**Work to be completed:**
Reproduce the listing word for word, leaving every picture behind.

**Data rows:**
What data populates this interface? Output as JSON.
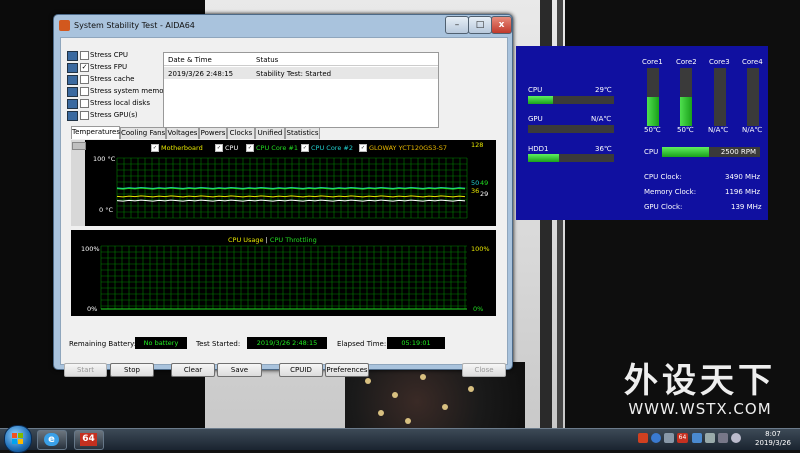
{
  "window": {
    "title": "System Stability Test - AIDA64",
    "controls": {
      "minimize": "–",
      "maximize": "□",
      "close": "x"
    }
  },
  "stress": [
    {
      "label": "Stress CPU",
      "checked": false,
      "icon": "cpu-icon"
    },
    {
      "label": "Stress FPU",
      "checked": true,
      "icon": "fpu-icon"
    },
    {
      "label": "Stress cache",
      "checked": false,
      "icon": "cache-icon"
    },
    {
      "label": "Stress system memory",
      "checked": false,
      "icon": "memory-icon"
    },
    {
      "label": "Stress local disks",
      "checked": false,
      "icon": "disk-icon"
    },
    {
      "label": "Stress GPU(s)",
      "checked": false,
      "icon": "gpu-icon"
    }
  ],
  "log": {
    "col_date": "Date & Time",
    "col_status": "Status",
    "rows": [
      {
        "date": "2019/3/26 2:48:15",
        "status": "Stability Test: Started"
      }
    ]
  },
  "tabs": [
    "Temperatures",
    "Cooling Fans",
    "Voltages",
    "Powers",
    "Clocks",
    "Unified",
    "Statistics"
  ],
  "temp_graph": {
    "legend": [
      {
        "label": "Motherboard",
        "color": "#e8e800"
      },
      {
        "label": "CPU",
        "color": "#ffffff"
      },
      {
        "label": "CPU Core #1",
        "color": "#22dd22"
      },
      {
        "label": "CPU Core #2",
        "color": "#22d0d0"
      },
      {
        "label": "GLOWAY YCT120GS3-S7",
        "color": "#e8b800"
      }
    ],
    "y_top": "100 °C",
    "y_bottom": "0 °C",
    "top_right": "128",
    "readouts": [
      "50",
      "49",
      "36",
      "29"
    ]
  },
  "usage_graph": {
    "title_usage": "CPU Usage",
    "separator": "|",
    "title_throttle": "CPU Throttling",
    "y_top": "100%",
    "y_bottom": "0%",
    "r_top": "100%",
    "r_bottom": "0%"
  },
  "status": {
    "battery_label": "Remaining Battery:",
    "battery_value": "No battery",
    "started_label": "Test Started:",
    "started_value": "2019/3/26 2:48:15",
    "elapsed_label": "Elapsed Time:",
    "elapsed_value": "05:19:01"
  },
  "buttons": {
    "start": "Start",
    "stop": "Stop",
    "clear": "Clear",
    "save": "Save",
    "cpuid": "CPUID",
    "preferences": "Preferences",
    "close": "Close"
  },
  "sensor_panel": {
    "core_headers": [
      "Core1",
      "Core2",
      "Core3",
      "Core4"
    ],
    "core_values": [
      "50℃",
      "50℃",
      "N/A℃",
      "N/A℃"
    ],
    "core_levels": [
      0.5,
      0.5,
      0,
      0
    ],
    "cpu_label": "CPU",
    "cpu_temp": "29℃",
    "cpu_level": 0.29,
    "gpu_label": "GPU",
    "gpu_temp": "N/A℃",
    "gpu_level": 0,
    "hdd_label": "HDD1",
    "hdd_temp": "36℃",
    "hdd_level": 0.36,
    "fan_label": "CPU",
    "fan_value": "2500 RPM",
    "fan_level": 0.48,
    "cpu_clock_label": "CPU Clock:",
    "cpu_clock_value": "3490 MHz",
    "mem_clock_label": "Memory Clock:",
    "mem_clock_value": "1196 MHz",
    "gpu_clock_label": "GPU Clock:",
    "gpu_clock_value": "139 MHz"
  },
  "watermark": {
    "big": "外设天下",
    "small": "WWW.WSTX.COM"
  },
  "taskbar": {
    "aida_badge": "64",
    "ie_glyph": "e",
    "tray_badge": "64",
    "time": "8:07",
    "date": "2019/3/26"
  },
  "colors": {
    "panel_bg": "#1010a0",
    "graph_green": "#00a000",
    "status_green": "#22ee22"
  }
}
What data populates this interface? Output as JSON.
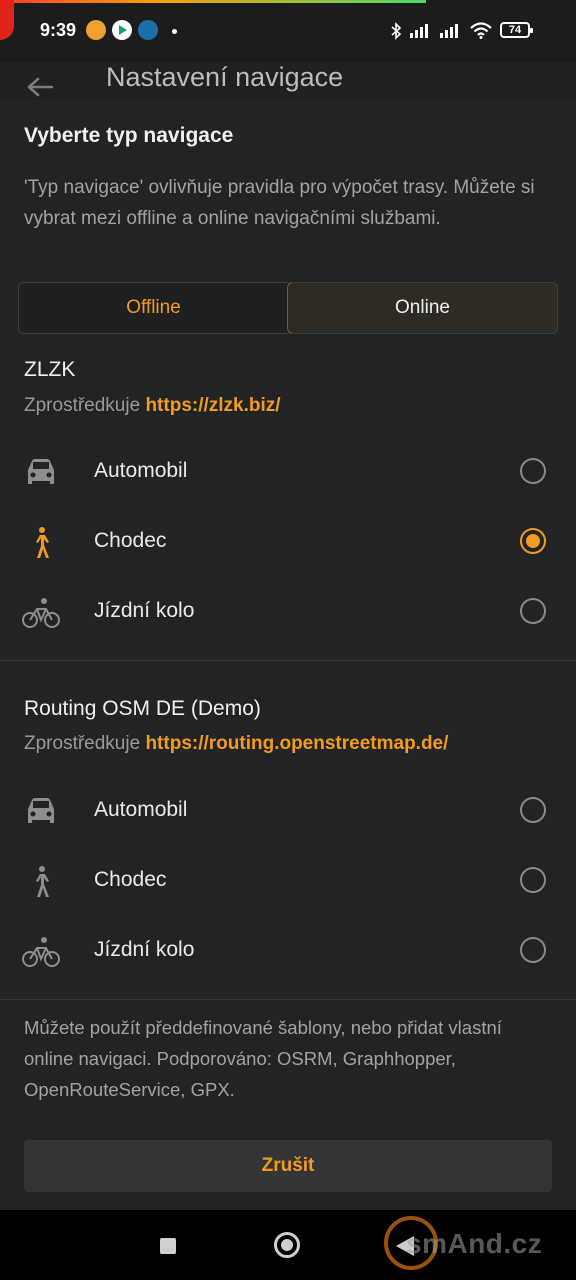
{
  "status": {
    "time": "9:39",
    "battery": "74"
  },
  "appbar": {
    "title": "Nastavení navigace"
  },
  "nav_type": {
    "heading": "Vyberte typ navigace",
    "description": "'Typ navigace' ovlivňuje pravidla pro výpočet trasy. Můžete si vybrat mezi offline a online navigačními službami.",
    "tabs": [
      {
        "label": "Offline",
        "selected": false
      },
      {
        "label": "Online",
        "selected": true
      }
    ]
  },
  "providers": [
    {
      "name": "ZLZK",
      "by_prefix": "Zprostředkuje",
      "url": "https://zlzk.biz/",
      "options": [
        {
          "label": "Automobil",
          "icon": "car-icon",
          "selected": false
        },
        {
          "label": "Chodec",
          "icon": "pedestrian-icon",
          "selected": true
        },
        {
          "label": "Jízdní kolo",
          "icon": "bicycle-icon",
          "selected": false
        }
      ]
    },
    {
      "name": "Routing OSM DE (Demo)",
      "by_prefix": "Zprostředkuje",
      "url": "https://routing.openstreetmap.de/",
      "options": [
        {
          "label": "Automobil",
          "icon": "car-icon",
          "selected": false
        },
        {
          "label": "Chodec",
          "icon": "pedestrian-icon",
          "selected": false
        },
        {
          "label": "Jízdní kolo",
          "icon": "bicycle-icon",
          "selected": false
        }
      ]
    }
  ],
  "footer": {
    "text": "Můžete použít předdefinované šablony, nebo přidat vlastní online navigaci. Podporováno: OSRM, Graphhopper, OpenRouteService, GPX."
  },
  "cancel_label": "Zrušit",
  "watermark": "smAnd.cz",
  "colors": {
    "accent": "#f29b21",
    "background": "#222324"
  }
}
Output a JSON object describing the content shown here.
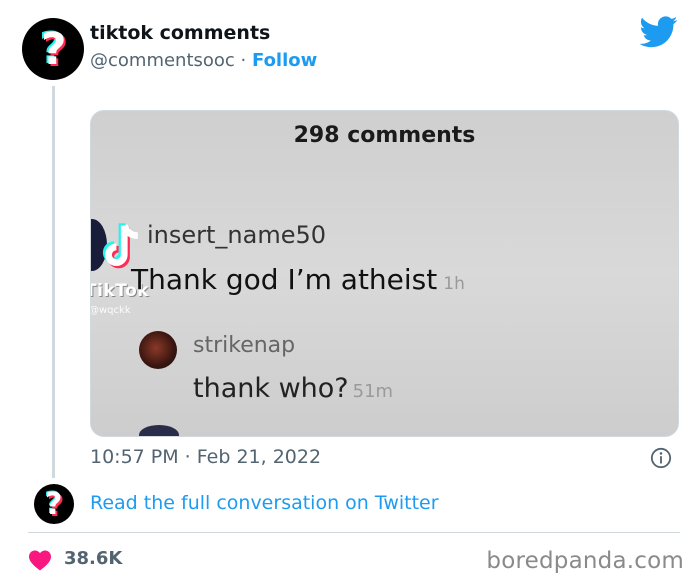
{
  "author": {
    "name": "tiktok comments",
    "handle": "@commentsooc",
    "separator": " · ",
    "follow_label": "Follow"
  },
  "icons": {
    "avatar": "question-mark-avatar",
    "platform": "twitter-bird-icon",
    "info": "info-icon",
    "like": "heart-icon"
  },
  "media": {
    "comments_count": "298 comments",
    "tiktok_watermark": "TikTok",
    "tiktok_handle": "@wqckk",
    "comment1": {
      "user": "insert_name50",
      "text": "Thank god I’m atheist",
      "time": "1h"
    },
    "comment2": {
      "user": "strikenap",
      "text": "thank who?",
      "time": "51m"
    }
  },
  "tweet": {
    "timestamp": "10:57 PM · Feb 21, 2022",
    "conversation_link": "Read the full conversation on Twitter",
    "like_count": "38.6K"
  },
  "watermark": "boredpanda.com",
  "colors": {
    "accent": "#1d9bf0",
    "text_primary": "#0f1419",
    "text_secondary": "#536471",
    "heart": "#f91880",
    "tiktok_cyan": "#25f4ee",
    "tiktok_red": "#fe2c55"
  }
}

**Expected answer:**
What data populates this interface? Output as JSON.
{
  "window": {
    "title": "System Stability Test - AIDA64",
    "controls": {
      "minimize": "–",
      "maximize": "□",
      "close": "x"
    }
  },
  "stress": [
    {
      "label": "Stress CPU",
      "checked": false,
      "icon": "cpu-icon"
    },
    {
      "label": "Stress FPU",
      "checked": true,
      "icon": "fpu-icon"
    },
    {
      "label": "Stress cache",
      "checked": false,
      "icon": "cache-icon"
    },
    {
      "label": "Stress system memory",
      "checked": false,
      "icon": "memory-icon"
    },
    {
      "label": "Stress local disks",
      "checked": false,
      "icon": "disk-icon"
    },
    {
      "label": "Stress GPU(s)",
      "checked": false,
      "icon": "gpu-icon"
    }
  ],
  "log": {
    "col_date": "Date & Time",
    "col_status": "Status",
    "rows": [
      {
        "date": "2019/3/26 2:48:15",
        "status": "Stability Test: Started"
      }
    ]
  },
  "tabs": [
    "Temperatures",
    "Cooling Fans",
    "Voltages",
    "Powers",
    "Clocks",
    "Unified",
    "Statistics"
  ],
  "temp_graph": {
    "legend": [
      {
        "label": "Motherboard",
        "color": "#e8e800"
      },
      {
        "label": "CPU",
        "color": "#ffffff"
      },
      {
        "label": "CPU Core #1",
        "color": "#22dd22"
      },
      {
        "label": "CPU Core #2",
        "color": "#22d0d0"
      },
      {
        "label": "GLOWAY YCT120GS3-S7",
        "color": "#e8b800"
      }
    ],
    "y_top": "100 °C",
    "y_bottom": "0 °C",
    "top_right": "128",
    "readouts": [
      "50",
      "49",
      "36",
      "29"
    ]
  },
  "usage_graph": {
    "title_usage": "CPU Usage",
    "separator": "|",
    "title_throttle": "CPU Throttling",
    "y_top": "100%",
    "y_bottom": "0%",
    "r_top": "100%",
    "r_bottom": "0%"
  },
  "status": {
    "battery_label": "Remaining Battery:",
    "battery_value": "No battery",
    "started_label": "Test Started:",
    "started_value": "2019/3/26 2:48:15",
    "elapsed_label": "Elapsed Time:",
    "elapsed_value": "05:19:01"
  },
  "buttons": {
    "start": "Start",
    "stop": "Stop",
    "clear": "Clear",
    "save": "Save",
    "cpuid": "CPUID",
    "preferences": "Preferences",
    "close": "Close"
  },
  "sensor_panel": {
    "core_headers": [
      "Core1",
      "Core2",
      "Core3",
      "Core4"
    ],
    "core_values": [
      "50℃",
      "50℃",
      "N/A℃",
      "N/A℃"
    ],
    "core_levels": [
      0.5,
      0.5,
      0,
      0
    ],
    "cpu_label": "CPU",
    "cpu_temp": "29℃",
    "cpu_level": 0.29,
    "gpu_label": "GPU",
    "gpu_temp": "N/A℃",
    "gpu_level": 0,
    "hdd_label": "HDD1",
    "hdd_temp": "36℃",
    "hdd_level": 0.36,
    "fan_label": "CPU",
    "fan_value": "2500 RPM",
    "fan_level": 0.48,
    "cpu_clock_label": "CPU Clock:",
    "cpu_clock_value": "3490 MHz",
    "mem_clock_label": "Memory Clock:",
    "mem_clock_value": "1196 MHz",
    "gpu_clock_label": "GPU Clock:",
    "gpu_clock_value": "139 MHz"
  },
  "watermark": {
    "big": "外设天下",
    "small": "WWW.WSTX.COM"
  },
  "taskbar": {
    "aida_badge": "64",
    "ie_glyph": "e",
    "tray_badge": "64",
    "time": "8:07",
    "date": "2019/3/26"
  },
  "colors": {
    "panel_bg": "#1010a0",
    "graph_green": "#00a000",
    "status_green": "#22ee22"
  }
}
What data populates this interface? Output as JSON.
{
  "status": {
    "time": "9:39",
    "battery": "74"
  },
  "appbar": {
    "title": "Nastavení navigace"
  },
  "nav_type": {
    "heading": "Vyberte typ navigace",
    "description": "'Typ navigace' ovlivňuje pravidla pro výpočet trasy. Můžete si vybrat mezi offline a online navigačními službami.",
    "tabs": [
      {
        "label": "Offline",
        "selected": false
      },
      {
        "label": "Online",
        "selected": true
      }
    ]
  },
  "providers": [
    {
      "name": "ZLZK",
      "by_prefix": "Zprostředkuje",
      "url": "https://zlzk.biz/",
      "options": [
        {
          "label": "Automobil",
          "icon": "car-icon",
          "selected": false
        },
        {
          "label": "Chodec",
          "icon": "pedestrian-icon",
          "selected": true
        },
        {
          "label": "Jízdní kolo",
          "icon": "bicycle-icon",
          "selected": false
        }
      ]
    },
    {
      "name": "Routing OSM DE (Demo)",
      "by_prefix": "Zprostředkuje",
      "url": "https://routing.openstreetmap.de/",
      "options": [
        {
          "label": "Automobil",
          "icon": "car-icon",
          "selected": false
        },
        {
          "label": "Chodec",
          "icon": "pedestrian-icon",
          "selected": false
        },
        {
          "label": "Jízdní kolo",
          "icon": "bicycle-icon",
          "selected": false
        }
      ]
    }
  ],
  "footer": {
    "text": "Můžete použít předdefinované šablony, nebo přidat vlastní online navigaci. Podporováno: OSRM, Graphhopper, OpenRouteService, GPX."
  },
  "cancel_label": "Zrušit",
  "watermark": "smAnd.cz",
  "colors": {
    "accent": "#f29b21",
    "background": "#222324"
  }
}
Output a JSON object describing the content shown here.
{
  "author": {
    "name": "tiktok comments",
    "handle": "@commentsooc",
    "separator": " · ",
    "follow_label": "Follow"
  },
  "icons": {
    "avatar": "question-mark-avatar",
    "platform": "twitter-bird-icon",
    "info": "info-icon",
    "like": "heart-icon"
  },
  "media": {
    "comments_count": "298 comments",
    "tiktok_watermark": "TikTok",
    "tiktok_handle": "@wqckk",
    "comment1": {
      "user": "insert_name50",
      "text": "Thank god I’m atheist",
      "time": "1h"
    },
    "comment2": {
      "user": "strikenap",
      "text": "thank who?",
      "time": "51m"
    }
  },
  "tweet": {
    "timestamp": "10:57 PM · Feb 21, 2022",
    "conversation_link": "Read the full conversation on Twitter",
    "like_count": "38.6K"
  },
  "watermark": "boredpanda.com",
  "colors": {
    "accent": "#1d9bf0",
    "text_primary": "#0f1419",
    "text_secondary": "#536471",
    "heart": "#f91880",
    "tiktok_cyan": "#25f4ee",
    "tiktok_red": "#fe2c55"
  }
}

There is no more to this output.